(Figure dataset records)
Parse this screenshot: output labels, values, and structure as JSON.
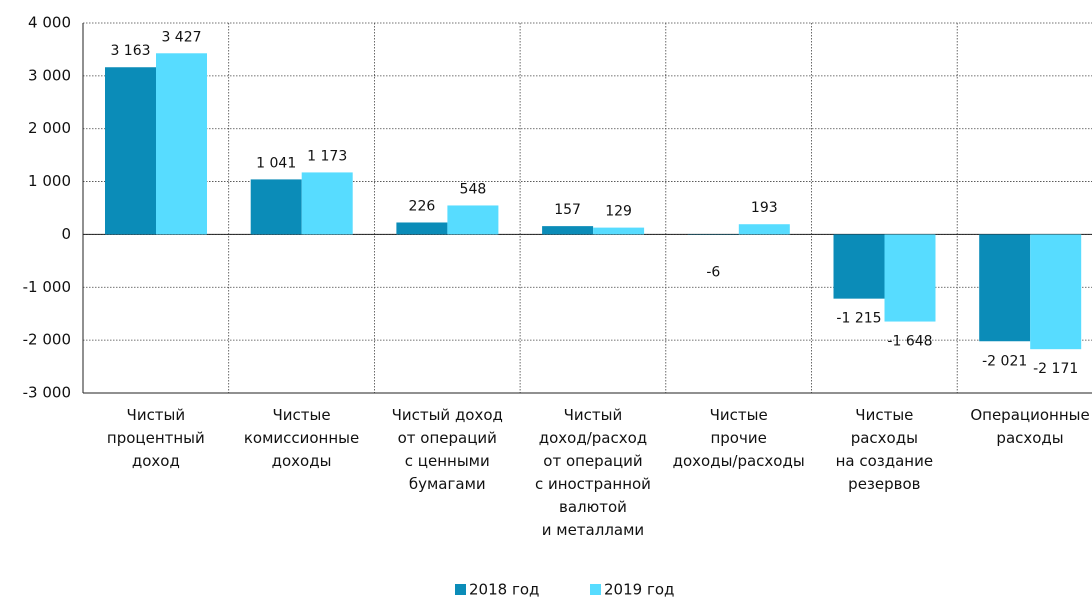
{
  "chart_data": {
    "type": "bar",
    "categories": [
      "Чистый\nпроцентный\nдоход",
      "Чистые\nкомиссионные\nдоходы",
      "Чистый доход\nот операций\nс ценными\nбумагами",
      "Чистый\nдоход/расход\nот операций\nс иностранной\nвалютой\nи металлами",
      "Чистые\nпрочие\nдоходы/расходы",
      "Чистые\nрасходы\nна создание\nрезервов",
      "Операционные\nрасходы"
    ],
    "series": [
      {
        "name": "2018 год",
        "color": "#0b8cb8",
        "values": [
          3163,
          1041,
          226,
          157,
          -6,
          -1215,
          -2021
        ],
        "value_labels": [
          "3 163",
          "1 041",
          "226",
          "157",
          "-6",
          "-1 215",
          "-2 021"
        ]
      },
      {
        "name": "2019 год",
        "color": "#57dcff",
        "values": [
          3427,
          1173,
          548,
          129,
          193,
          -1648,
          -2171
        ],
        "value_labels": [
          "3 427",
          "1 173",
          "548",
          "129",
          "193",
          "-1 648",
          "-2 171"
        ]
      }
    ],
    "ylim": [
      -3000,
      4000
    ],
    "yticks": [
      {
        "value": -3000,
        "label": "-3 000"
      },
      {
        "value": -2000,
        "label": "-2 000"
      },
      {
        "value": -1000,
        "label": "-1 000"
      },
      0,
      {
        "value": 1000,
        "label": "1 000"
      },
      {
        "value": 2000,
        "label": "2 000"
      },
      {
        "value": 3000,
        "label": "3 000"
      },
      {
        "value": 4000,
        "label": "4 000"
      }
    ],
    "grid": true,
    "legend": "bottom"
  }
}
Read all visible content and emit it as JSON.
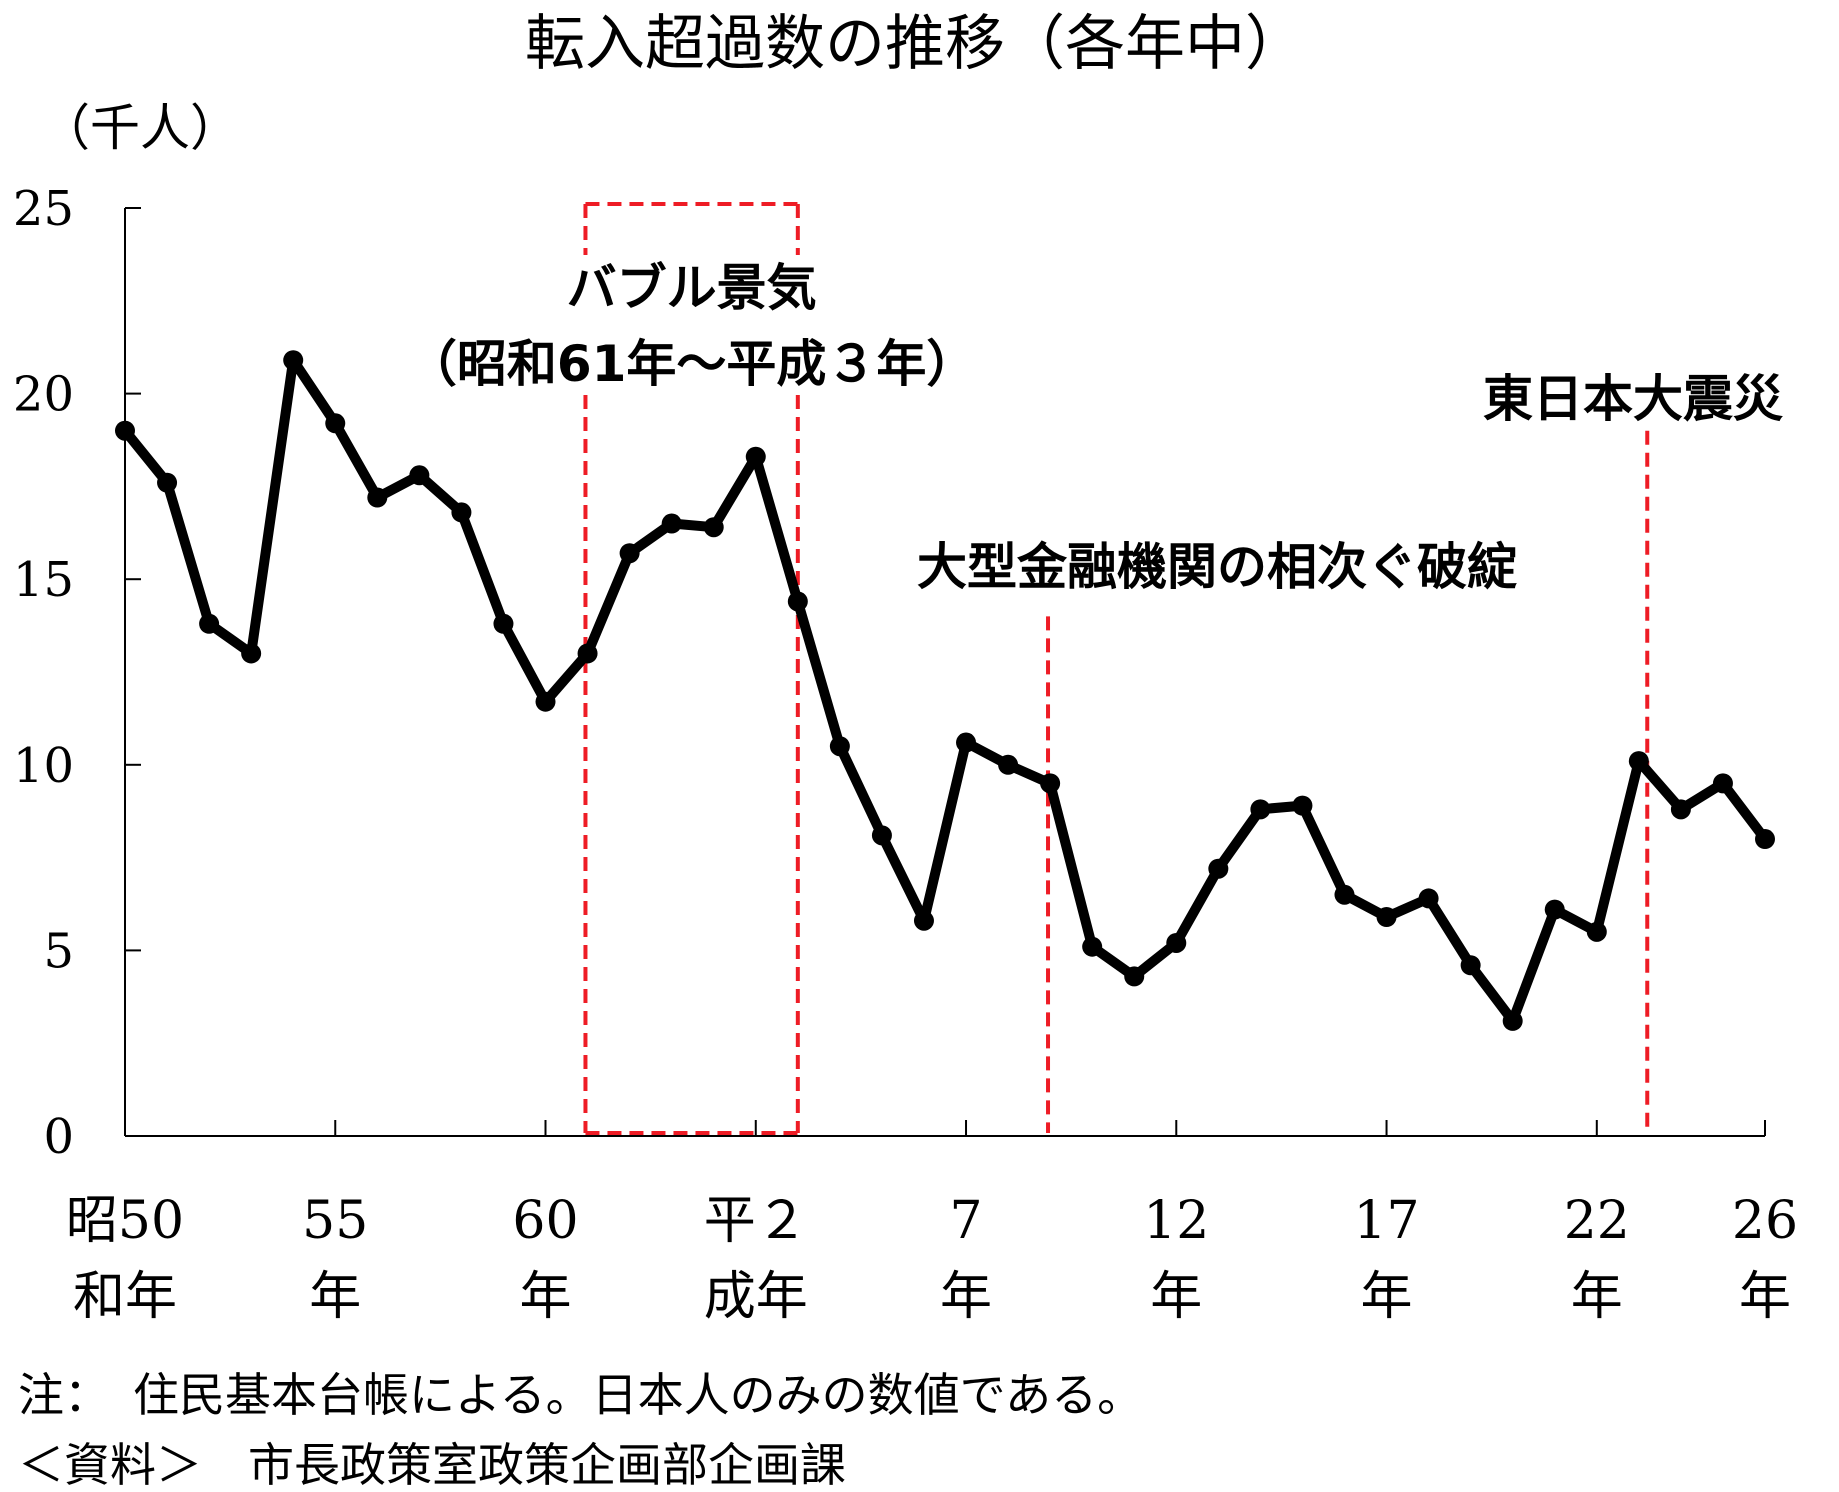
{
  "chart_data": {
    "type": "line",
    "title": "転入超過数の推移（各年中）",
    "ylabel": "（千人）",
    "ylim": [
      0,
      25
    ],
    "yticks": [
      "0",
      "5",
      "10",
      "15",
      "20",
      "25"
    ],
    "x_tick_labels": [
      {
        "x": 0,
        "line1": "昭50",
        "line2": "和年"
      },
      {
        "x": 5,
        "line1": "55",
        "line2": "年"
      },
      {
        "x": 10,
        "line1": "60",
        "line2": "年"
      },
      {
        "x": 15,
        "line1": "平２",
        "line2": "成年"
      },
      {
        "x": 20,
        "line1": "7",
        "line2": "年"
      },
      {
        "x": 25,
        "line1": "12",
        "line2": "年"
      },
      {
        "x": 30,
        "line1": "17",
        "line2": "年"
      },
      {
        "x": 35,
        "line1": "22",
        "line2": "年"
      },
      {
        "x": 39,
        "line1": "26",
        "line2": "年"
      }
    ],
    "grid": false,
    "series": [
      {
        "color": "#000000",
        "x": [
          0,
          1,
          2,
          3,
          4,
          5,
          6,
          7,
          8,
          9,
          10,
          11,
          12,
          13,
          14,
          15,
          16,
          17,
          18,
          19,
          20,
          21,
          22,
          23,
          24,
          25,
          26,
          27,
          28,
          29,
          30,
          31,
          32,
          33,
          34,
          35,
          36,
          37,
          38,
          39
        ],
        "values": [
          19.0,
          17.6,
          13.8,
          13.0,
          20.9,
          19.2,
          17.2,
          17.8,
          16.8,
          13.8,
          11.7,
          13.0,
          15.7,
          16.5,
          16.4,
          18.3,
          14.4,
          10.5,
          8.1,
          5.8,
          10.6,
          10.0,
          9.5,
          5.1,
          4.3,
          5.2,
          7.2,
          8.8,
          8.9,
          6.5,
          5.9,
          6.4,
          4.6,
          3.1,
          6.1,
          5.5,
          10.1,
          8.8,
          9.5,
          8.0
        ]
      }
    ],
    "annotations": {
      "bubble": {
        "x_start": 10.95,
        "x_end": 16.0,
        "color": "#ee1c25",
        "label_line1": "バブル景気",
        "label_line2": "（昭和61年～平成３年）"
      },
      "markers": [
        {
          "x": 21.95,
          "label": "大型金融機関の相次ぐ破綻",
          "top_value": 14.0,
          "color": "#ee1c25"
        },
        {
          "x": 36.2,
          "label": "東日本大震災",
          "top_value": 19.0,
          "color": "#ee1c25"
        }
      ]
    }
  },
  "notes": {
    "note": "注：　住民基本台帳による。日本人のみの数値である。",
    "source": "＜資料＞　市長政策室政策企画部企画課"
  }
}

● **What to work on**: From the listing, copy each line containing the word "Чистый".

● **Solution to this problem**:
      "Чистый\nпроцентный\nдоход",
      "Чистый доход\nот операций\nс ценными\nбумагами",
      "Чистый\nдоход/расход\nот операций\nс иностранной\nвалютой\nи металлами",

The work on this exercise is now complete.